TASK TO COMPLETE: Below is a block of records; reproduce all of them exactly and leave out any pictures.

────────────────────────────────────────

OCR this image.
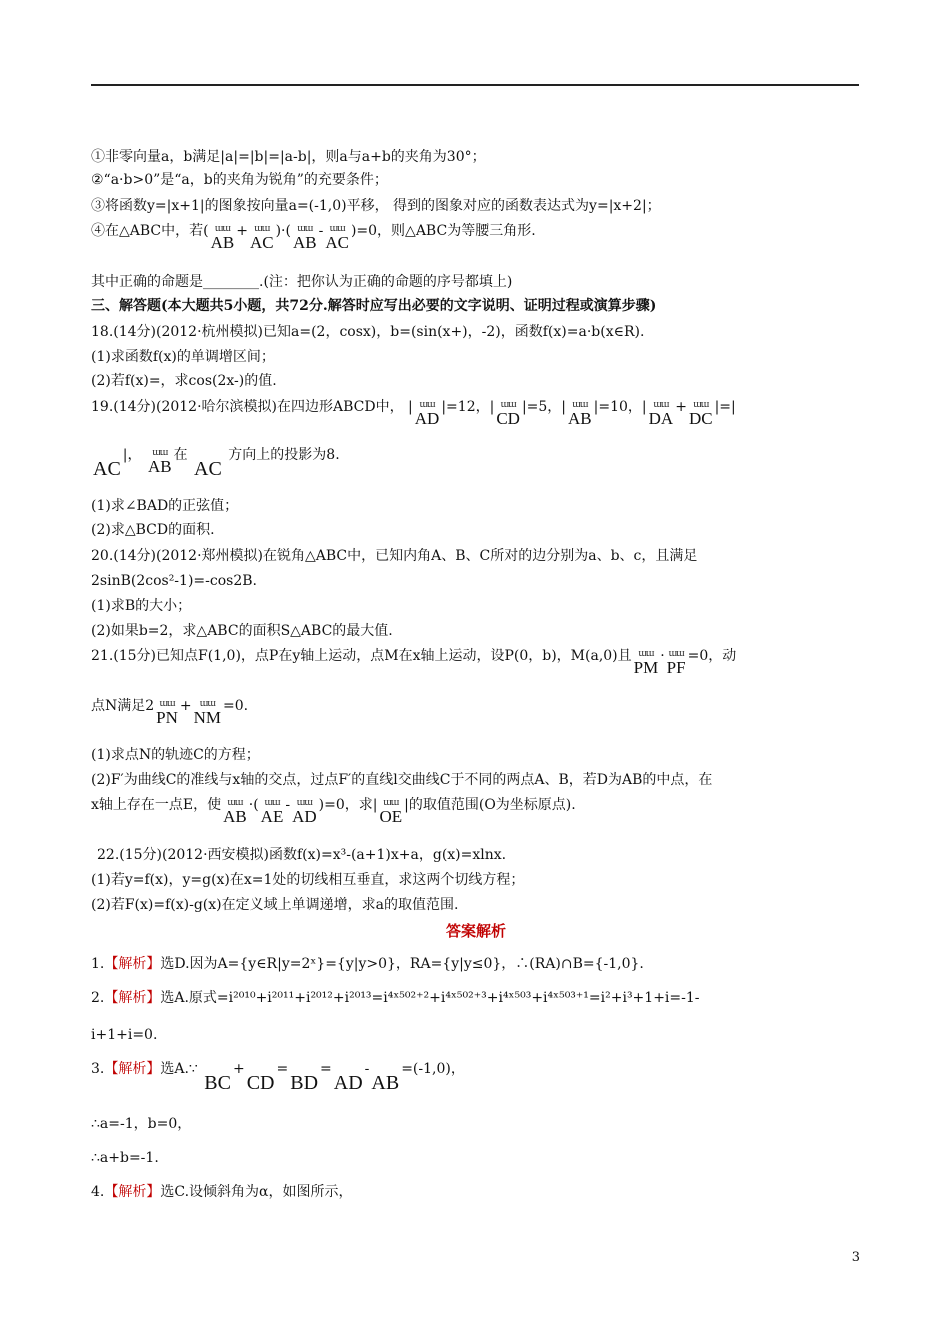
①非零向量a，b满足|a|=|b|=|a-b|，则a与a+b的夹角为30°；
②“a·b>0”是“a，b的夹角为锐角”的充要条件；
③将函数y=|x+1|的图象按向量a=(-1,0)平移， 得到的图象对应的函数表达式为y=|x+2|；
④在△ABC中，若( ɯɯ
AB
+ ɯɯ
AC
)·( ɯɯ
AB
- ɯɯ
AC
)=0，则△ABC为等腰三角形.
其中正确的命题是________.(注：把你认为正确的命题的序号都填上)
三、解答题(本大题共5小题，共72分.解答时应写出必要的文字说明、证明过程或演算步骤)
18.(14分)(2012·杭州模拟)已知a=(2，cosx)，b=(sin(x+)，-2)，函数f(x)=a·b(x∈R).
(1)求函数f(x)的单调增区间；
(2)若f(x)=，求cos(2x-)的值.
19.(14分)(2012·哈尔滨模拟)在四边形ABCD中， | ɯɯ
AD
|=12，| ɯɯ
CD
|=5，| ɯɯ
AB
|=10，| ɯɯ
DA
+ ɯɯ
DC
|=|

AC
|， ɯɯ
AB
在

AC
方向上的投影为8.
(1)求∠BAD的正弦值；
(2)求△BCD的面积.
20.(14分)(2012·郑州模拟)在锐角△ABC中，已知内角A、B、C所对的边分别为a、b、c，且满足
2sinB(2cos²-1)=-cos2B.
(1)求B的大小；
(2)如果b=2，求△ABC的面积S△ABC的最大值.
21.(15分)已知点F(1,0)，点P在y轴上运动，点M在x轴上运动，设P(0，b)，M(a,0)且 ɯɯ
PM
· ɯɯ
PF
=0，动
点N满足2 ɯɯ
PN
+ ɯɯ
NM
=0.
(1)求点N的轨迹C的方程；
(2)F′为曲线C的准线与x轴的交点，过点F′的直线l交曲线C于不同的两点A、B，若D为AB的中点，在
x轴上存在一点E，使 ɯɯ
AB
·( ɯɯ
AE
- ɯɯ
AD
)=0，求| ɯɯ
OE
|的取值范围(O为坐标原点).
22.(15分)(2012·西安模拟)函数f(x)=x³-(a+1)x+a，g(x)=xlnx.
(1)若y=f(x)，y=g(x)在x=1处的切线相互垂直，求这两个切线方程；
(2)若F(x)=f(x)-g(x)在定义域上单调递增，求a的取值范围.
答案解析
1.【解析】选D.因为A={y∈R|y=2ˣ}={y|y>0}，RA={y|y≤0}，∴(RA)∩B={-1,0}.
2.【解析】选A.原式=i²⁰¹⁰+i²⁰¹¹+i²⁰¹²+i²⁰¹³=i⁴ˣ⁵⁰²⁺²+i⁴ˣ⁵⁰²⁺³+i⁴ˣ⁵⁰³+i⁴ˣ⁵⁰³⁺¹=i²+i³+1+i=-1-
i+1+i=0.
3.【解析】选A.∵

BC
+

CD
=

BD
=

AD
-

AB
=(-1,0)，
∴a=-1，b=0，
∴a+b=-1.
4.【解析】选C.设倾斜角为α，如图所示，
3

────────────────────────────────────────

FINISHED ANSWER:
OCR this image.
①非零向量a，b满足|a|=|b|=|a-b|，则a与a+b的夹角为30°；
②“a·b>0”是“a，b的夹角为锐角”的充要条件；
③将函数y=|x+1|的图象按向量a=(-1,0)平移， 得到的图象对应的函数表达式为y=|x+2|；
④在△ABC中，若( ɯɯ
AB
+ ɯɯ
AC
)·( ɯɯ
AB
- ɯɯ
AC
)=0，则△ABC为等腰三角形.
其中正确的命题是________.(注：把你认为正确的命题的序号都填上)
三、解答题(本大题共5小题，共72分.解答时应写出必要的文字说明、证明过程或演算步骤)
18.(14分)(2012·杭州模拟)已知a=(2，cosx)，b=(sin(x+)，-2)，函数f(x)=a·b(x∈R).
(1)求函数f(x)的单调增区间；
(2)若f(x)=，求cos(2x-)的值.
19.(14分)(2012·哈尔滨模拟)在四边形ABCD中， | ɯɯ
AD
|=12，| ɯɯ
CD
|=5，| ɯɯ
AB
|=10，| ɯɯ
DA
+ ɯɯ
DC
|=|

AC
|， ɯɯ
AB
在

AC
方向上的投影为8.
(1)求∠BAD的正弦值；
(2)求△BCD的面积.
20.(14分)(2012·郑州模拟)在锐角△ABC中，已知内角A、B、C所对的边分别为a、b、c，且满足
2sinB(2cos²-1)=-cos2B.
(1)求B的大小；
(2)如果b=2，求△ABC的面积S△ABC的最大值.
21.(15分)已知点F(1,0)，点P在y轴上运动，点M在x轴上运动，设P(0，b)，M(a,0)且 ɯɯ
PM
· ɯɯ
PF
=0，动
点N满足2 ɯɯ
PN
+ ɯɯ
NM
=0.
(1)求点N的轨迹C的方程；
(2)F′为曲线C的准线与x轴的交点，过点F′的直线l交曲线C于不同的两点A、B，若D为AB的中点，在
x轴上存在一点E，使 ɯɯ
AB
·( ɯɯ
AE
- ɯɯ
AD
)=0，求| ɯɯ
OE
|的取值范围(O为坐标原点).
22.(15分)(2012·西安模拟)函数f(x)=x³-(a+1)x+a，g(x)=xlnx.
(1)若y=f(x)，y=g(x)在x=1处的切线相互垂直，求这两个切线方程；
(2)若F(x)=f(x)-g(x)在定义域上单调递增，求a的取值范围.
答案解析
1.【解析】选D.因为A={y∈R|y=2ˣ}={y|y>0}，RA={y|y≤0}，∴(RA)∩B={-1,0}.
2.【解析】选A.原式=i²⁰¹⁰+i²⁰¹¹+i²⁰¹²+i²⁰¹³=i⁴ˣ⁵⁰²⁺²+i⁴ˣ⁵⁰²⁺³+i⁴ˣ⁵⁰³+i⁴ˣ⁵⁰³⁺¹=i²+i³+1+i=-1-
i+1+i=0.
3.【解析】选A.∵

BC
+

CD
=

BD
=

AD
-

AB
=(-1,0)，
∴a=-1，b=0，
∴a+b=-1.
4.【解析】选C.设倾斜角为α，如图所示，
3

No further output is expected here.